### Do this:
The entries below need to be written out exactly, with no pictures included.

### Extracted data:
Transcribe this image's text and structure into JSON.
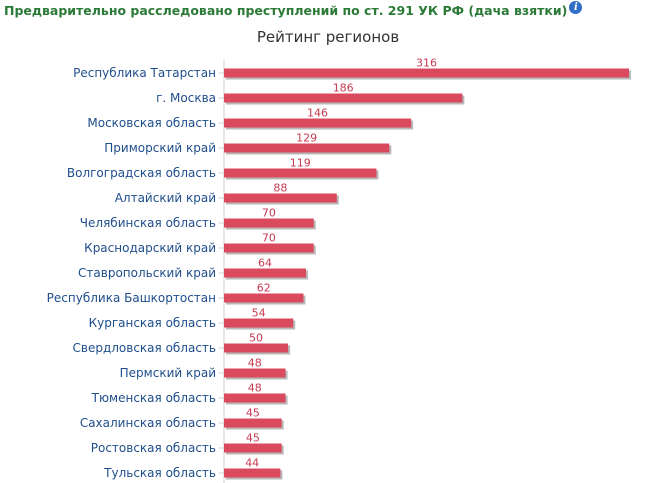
{
  "header": {
    "title": "Предварительно расследовано преступлений по ст. 291 УК РФ (дача взятки)",
    "info_icon": "info-icon"
  },
  "colors": {
    "bar": "#d94a5e",
    "bar_shadow": "#b8b8b8",
    "title": "#2b7a37",
    "category_label": "#1f4e8c",
    "value_label": "#c83a50",
    "info_icon": "#2f6fc6"
  },
  "chart_data": {
    "type": "bar",
    "orientation": "horizontal",
    "title": "Рейтинг регионов",
    "categories": [
      "Республика Татарстан",
      "г. Москва",
      "Московская область",
      "Приморский край",
      "Волгоградская область",
      "Алтайский край",
      "Челябинская область",
      "Краснодарский край",
      "Ставропольский край",
      "Республика Башкортостан",
      "Курганская область",
      "Свердловская область",
      "Пермский край",
      "Тюменская область",
      "Сахалинская область",
      "Ростовская область",
      "Тульская область"
    ],
    "values": [
      316,
      186,
      146,
      129,
      119,
      88,
      70,
      70,
      64,
      62,
      54,
      50,
      48,
      48,
      45,
      45,
      44
    ],
    "data_labels": true,
    "xlim": [
      0,
      316
    ],
    "grid": false,
    "legend": "none",
    "xlabel": "",
    "ylabel": ""
  }
}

### Exercise answer:
Transcribe this image's text and structure into JSON.
{
  "header": {
    "title": "Предварительно расследовано преступлений по ст. 291 УК РФ (дача взятки)",
    "info_icon": "info-icon"
  },
  "colors": {
    "bar": "#d94a5e",
    "bar_shadow": "#b8b8b8",
    "title": "#2b7a37",
    "category_label": "#1f4e8c",
    "value_label": "#c83a50",
    "info_icon": "#2f6fc6"
  },
  "chart_data": {
    "type": "bar",
    "orientation": "horizontal",
    "title": "Рейтинг регионов",
    "categories": [
      "Республика Татарстан",
      "г. Москва",
      "Московская область",
      "Приморский край",
      "Волгоградская область",
      "Алтайский край",
      "Челябинская область",
      "Краснодарский край",
      "Ставропольский край",
      "Республика Башкортостан",
      "Курганская область",
      "Свердловская область",
      "Пермский край",
      "Тюменская область",
      "Сахалинская область",
      "Ростовская область",
      "Тульская область"
    ],
    "values": [
      316,
      186,
      146,
      129,
      119,
      88,
      70,
      70,
      64,
      62,
      54,
      50,
      48,
      48,
      45,
      45,
      44
    ],
    "data_labels": true,
    "xlim": [
      0,
      316
    ],
    "grid": false,
    "legend": "none",
    "xlabel": "",
    "ylabel": ""
  }
}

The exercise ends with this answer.